WRITTEN REQUEST
Go through the material below and copy each line where the word "thoughts" appears.

Data entries:
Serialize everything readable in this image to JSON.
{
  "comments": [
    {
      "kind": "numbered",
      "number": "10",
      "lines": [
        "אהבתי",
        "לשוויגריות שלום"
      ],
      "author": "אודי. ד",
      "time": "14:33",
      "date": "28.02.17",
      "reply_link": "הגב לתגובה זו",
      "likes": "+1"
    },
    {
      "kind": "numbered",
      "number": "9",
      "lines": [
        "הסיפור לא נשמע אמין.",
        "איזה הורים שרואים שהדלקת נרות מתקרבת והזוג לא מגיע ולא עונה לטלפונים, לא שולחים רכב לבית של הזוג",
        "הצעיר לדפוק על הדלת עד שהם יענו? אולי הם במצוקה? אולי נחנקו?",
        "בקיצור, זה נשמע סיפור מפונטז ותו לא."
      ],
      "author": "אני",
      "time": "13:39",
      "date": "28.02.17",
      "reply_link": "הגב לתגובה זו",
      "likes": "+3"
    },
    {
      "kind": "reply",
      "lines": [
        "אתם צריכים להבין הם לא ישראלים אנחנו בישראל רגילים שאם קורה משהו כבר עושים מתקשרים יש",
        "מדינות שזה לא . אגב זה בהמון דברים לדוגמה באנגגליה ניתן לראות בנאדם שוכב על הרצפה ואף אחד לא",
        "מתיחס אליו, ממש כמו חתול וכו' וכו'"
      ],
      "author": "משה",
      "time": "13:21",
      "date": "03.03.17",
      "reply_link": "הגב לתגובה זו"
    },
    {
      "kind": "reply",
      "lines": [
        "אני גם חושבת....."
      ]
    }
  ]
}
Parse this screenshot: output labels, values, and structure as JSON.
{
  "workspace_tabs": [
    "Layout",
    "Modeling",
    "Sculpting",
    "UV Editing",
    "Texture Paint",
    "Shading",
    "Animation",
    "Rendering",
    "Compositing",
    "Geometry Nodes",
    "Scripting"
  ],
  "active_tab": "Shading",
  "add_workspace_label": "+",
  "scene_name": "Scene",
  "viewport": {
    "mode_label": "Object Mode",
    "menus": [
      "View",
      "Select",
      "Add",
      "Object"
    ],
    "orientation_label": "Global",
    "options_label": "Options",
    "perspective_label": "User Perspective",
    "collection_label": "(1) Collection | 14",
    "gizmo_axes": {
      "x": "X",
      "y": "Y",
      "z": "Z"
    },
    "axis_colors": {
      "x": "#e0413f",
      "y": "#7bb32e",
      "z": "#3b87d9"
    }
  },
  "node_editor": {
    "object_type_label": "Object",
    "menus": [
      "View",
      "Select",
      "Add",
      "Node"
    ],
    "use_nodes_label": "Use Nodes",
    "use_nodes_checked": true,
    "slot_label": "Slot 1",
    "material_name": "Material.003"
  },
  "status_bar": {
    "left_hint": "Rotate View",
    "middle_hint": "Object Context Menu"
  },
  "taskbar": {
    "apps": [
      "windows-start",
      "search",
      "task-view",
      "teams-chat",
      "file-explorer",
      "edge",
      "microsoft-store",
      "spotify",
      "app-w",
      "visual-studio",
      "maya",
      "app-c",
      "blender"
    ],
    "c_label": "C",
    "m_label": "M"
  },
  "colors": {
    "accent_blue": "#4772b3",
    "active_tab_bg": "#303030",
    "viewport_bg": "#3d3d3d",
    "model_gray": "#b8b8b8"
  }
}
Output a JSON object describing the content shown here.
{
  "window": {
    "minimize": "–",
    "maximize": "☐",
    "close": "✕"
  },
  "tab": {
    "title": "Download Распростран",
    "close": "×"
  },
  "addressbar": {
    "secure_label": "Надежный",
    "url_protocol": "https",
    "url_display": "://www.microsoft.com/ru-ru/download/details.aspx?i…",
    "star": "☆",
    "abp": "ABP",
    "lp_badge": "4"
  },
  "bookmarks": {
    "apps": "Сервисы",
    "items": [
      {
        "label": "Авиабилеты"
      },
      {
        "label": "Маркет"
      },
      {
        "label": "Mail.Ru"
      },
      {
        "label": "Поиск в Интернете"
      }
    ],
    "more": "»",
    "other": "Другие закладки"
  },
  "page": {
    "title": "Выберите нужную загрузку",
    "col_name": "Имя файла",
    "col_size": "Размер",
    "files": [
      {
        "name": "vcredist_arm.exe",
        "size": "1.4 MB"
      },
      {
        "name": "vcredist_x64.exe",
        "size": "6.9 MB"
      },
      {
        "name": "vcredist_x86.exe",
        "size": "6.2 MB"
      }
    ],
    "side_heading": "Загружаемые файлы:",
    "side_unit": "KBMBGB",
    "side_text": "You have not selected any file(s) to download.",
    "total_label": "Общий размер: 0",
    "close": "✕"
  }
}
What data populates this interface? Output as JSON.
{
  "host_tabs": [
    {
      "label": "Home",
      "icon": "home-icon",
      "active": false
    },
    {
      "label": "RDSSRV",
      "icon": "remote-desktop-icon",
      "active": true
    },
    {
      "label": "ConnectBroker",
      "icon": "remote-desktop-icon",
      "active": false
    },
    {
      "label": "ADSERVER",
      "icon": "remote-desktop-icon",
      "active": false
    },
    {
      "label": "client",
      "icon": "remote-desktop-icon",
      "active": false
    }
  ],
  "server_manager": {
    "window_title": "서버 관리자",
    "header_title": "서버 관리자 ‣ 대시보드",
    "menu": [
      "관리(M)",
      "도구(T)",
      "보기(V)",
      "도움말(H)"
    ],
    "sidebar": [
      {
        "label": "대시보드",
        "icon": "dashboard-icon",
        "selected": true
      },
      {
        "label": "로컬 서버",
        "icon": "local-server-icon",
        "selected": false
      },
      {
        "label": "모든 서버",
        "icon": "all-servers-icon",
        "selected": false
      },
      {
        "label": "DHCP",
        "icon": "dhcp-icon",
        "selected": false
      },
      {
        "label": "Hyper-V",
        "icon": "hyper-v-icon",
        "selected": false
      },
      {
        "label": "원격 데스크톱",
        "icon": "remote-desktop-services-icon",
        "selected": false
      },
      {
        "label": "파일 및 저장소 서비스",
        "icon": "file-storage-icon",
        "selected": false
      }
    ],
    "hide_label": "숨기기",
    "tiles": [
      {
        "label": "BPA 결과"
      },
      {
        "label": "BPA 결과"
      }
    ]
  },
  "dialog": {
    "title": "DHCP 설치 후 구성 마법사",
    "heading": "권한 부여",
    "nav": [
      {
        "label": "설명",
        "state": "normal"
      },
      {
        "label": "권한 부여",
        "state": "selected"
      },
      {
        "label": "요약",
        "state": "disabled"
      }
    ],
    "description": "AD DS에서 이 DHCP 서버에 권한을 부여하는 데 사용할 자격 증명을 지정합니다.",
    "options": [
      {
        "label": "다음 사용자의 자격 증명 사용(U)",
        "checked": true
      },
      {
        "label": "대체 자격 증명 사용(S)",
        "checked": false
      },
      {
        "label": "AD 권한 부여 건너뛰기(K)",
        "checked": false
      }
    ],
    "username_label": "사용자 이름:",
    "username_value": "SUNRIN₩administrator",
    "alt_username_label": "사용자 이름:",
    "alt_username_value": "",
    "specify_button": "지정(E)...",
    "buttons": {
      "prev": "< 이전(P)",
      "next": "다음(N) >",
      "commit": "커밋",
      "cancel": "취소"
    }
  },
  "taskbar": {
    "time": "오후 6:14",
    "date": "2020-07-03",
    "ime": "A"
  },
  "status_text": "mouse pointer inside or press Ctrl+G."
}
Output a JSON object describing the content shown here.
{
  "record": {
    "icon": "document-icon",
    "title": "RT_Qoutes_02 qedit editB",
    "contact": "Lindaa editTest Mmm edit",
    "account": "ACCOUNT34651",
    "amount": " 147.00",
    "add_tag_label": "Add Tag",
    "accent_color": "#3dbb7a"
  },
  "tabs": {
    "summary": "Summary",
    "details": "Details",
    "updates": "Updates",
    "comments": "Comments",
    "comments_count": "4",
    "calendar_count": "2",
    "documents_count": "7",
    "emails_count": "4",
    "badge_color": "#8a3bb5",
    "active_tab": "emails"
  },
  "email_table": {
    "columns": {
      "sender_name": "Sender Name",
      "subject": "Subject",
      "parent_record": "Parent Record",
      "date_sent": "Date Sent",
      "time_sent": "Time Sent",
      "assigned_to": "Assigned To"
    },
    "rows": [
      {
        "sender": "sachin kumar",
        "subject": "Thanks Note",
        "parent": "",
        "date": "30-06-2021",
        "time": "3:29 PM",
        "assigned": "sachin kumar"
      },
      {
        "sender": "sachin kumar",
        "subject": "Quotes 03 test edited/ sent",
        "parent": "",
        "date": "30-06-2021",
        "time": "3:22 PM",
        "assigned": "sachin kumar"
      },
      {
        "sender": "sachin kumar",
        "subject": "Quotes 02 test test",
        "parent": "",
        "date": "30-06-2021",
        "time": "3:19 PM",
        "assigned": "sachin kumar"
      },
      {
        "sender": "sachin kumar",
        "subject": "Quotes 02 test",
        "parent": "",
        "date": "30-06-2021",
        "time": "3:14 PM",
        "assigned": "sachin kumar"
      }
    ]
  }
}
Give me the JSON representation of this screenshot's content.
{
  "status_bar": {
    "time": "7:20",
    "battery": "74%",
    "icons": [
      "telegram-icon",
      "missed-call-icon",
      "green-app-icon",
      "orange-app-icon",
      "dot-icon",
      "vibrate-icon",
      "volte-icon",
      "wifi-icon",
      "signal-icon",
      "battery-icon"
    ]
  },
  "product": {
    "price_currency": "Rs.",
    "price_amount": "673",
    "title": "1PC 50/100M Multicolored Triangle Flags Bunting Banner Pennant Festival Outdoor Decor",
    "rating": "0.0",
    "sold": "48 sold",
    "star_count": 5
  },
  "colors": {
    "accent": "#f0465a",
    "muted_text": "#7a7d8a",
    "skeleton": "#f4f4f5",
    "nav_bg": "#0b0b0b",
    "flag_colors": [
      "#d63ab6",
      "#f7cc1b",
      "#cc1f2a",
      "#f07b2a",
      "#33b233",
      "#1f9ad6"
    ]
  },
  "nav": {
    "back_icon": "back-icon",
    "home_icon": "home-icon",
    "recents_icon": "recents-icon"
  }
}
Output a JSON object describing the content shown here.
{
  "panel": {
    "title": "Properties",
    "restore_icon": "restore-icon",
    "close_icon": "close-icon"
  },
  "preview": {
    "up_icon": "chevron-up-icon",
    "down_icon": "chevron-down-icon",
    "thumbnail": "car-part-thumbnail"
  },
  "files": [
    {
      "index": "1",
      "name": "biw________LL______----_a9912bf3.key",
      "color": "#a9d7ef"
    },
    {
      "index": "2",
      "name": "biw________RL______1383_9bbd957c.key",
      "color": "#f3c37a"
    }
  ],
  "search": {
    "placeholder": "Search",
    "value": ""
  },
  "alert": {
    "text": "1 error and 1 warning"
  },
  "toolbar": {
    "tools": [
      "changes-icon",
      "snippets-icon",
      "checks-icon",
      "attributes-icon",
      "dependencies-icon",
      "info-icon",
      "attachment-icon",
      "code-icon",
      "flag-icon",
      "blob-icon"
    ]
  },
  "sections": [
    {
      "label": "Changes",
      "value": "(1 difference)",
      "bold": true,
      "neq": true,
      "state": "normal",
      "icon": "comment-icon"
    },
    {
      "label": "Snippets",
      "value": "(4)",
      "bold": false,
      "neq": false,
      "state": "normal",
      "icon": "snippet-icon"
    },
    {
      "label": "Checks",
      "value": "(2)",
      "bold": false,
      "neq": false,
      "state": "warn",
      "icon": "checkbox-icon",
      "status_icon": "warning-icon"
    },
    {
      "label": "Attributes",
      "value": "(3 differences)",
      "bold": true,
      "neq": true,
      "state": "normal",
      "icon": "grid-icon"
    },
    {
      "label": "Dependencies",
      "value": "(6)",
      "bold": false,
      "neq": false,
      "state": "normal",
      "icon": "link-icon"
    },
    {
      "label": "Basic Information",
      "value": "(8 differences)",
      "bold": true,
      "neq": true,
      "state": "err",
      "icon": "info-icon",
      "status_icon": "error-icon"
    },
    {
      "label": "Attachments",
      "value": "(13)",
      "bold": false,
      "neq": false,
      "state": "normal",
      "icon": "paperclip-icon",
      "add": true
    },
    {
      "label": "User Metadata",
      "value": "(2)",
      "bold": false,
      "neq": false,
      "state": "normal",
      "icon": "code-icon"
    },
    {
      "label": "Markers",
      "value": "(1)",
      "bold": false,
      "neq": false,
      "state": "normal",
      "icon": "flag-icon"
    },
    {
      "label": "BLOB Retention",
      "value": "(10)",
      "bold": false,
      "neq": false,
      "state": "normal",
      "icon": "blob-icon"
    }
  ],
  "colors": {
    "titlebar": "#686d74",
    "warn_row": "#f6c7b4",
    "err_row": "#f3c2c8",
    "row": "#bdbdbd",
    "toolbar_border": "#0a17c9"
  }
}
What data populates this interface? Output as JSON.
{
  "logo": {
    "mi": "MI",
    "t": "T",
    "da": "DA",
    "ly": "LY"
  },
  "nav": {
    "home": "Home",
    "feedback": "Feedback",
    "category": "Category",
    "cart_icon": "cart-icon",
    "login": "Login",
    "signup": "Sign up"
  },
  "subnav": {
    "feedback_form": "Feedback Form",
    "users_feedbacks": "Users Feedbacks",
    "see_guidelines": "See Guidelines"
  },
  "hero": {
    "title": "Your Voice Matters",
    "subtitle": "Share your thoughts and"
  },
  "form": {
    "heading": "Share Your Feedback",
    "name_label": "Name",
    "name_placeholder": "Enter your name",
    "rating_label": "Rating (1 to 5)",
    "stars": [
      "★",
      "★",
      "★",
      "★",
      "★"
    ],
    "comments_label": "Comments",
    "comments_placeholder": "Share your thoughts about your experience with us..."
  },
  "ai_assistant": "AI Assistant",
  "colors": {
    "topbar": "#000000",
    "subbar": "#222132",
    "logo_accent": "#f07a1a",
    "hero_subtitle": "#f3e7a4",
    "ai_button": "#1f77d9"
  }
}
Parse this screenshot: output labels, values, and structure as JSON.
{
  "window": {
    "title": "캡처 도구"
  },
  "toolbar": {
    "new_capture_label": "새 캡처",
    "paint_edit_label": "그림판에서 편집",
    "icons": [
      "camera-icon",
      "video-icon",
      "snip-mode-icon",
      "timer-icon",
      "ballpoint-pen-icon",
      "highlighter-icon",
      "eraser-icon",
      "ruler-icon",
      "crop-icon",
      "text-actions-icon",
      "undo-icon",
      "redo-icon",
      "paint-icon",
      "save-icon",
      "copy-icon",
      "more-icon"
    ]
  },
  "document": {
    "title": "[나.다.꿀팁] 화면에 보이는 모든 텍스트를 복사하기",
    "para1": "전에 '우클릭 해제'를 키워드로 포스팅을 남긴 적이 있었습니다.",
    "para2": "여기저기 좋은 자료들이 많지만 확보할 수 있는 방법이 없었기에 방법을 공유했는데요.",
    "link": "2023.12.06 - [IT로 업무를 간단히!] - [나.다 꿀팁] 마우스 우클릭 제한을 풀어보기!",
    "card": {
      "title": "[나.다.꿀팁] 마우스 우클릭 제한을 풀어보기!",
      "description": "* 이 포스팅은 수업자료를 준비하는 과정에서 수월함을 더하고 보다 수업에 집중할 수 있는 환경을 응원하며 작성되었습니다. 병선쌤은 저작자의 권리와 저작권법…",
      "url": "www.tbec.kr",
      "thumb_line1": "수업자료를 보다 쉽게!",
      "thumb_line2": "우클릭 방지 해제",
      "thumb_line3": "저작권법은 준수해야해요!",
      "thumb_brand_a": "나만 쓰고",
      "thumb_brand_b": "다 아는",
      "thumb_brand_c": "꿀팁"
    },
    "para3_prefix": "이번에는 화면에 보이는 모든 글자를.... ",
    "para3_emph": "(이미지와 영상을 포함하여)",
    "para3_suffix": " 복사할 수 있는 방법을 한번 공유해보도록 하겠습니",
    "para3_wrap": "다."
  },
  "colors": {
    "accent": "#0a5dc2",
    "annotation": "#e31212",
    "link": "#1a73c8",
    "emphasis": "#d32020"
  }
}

COMPLETED EXERCISE
    "subtitle": "Share your thoughts and"
    "comments_placeholder": "Share your thoughts about your experience with us..."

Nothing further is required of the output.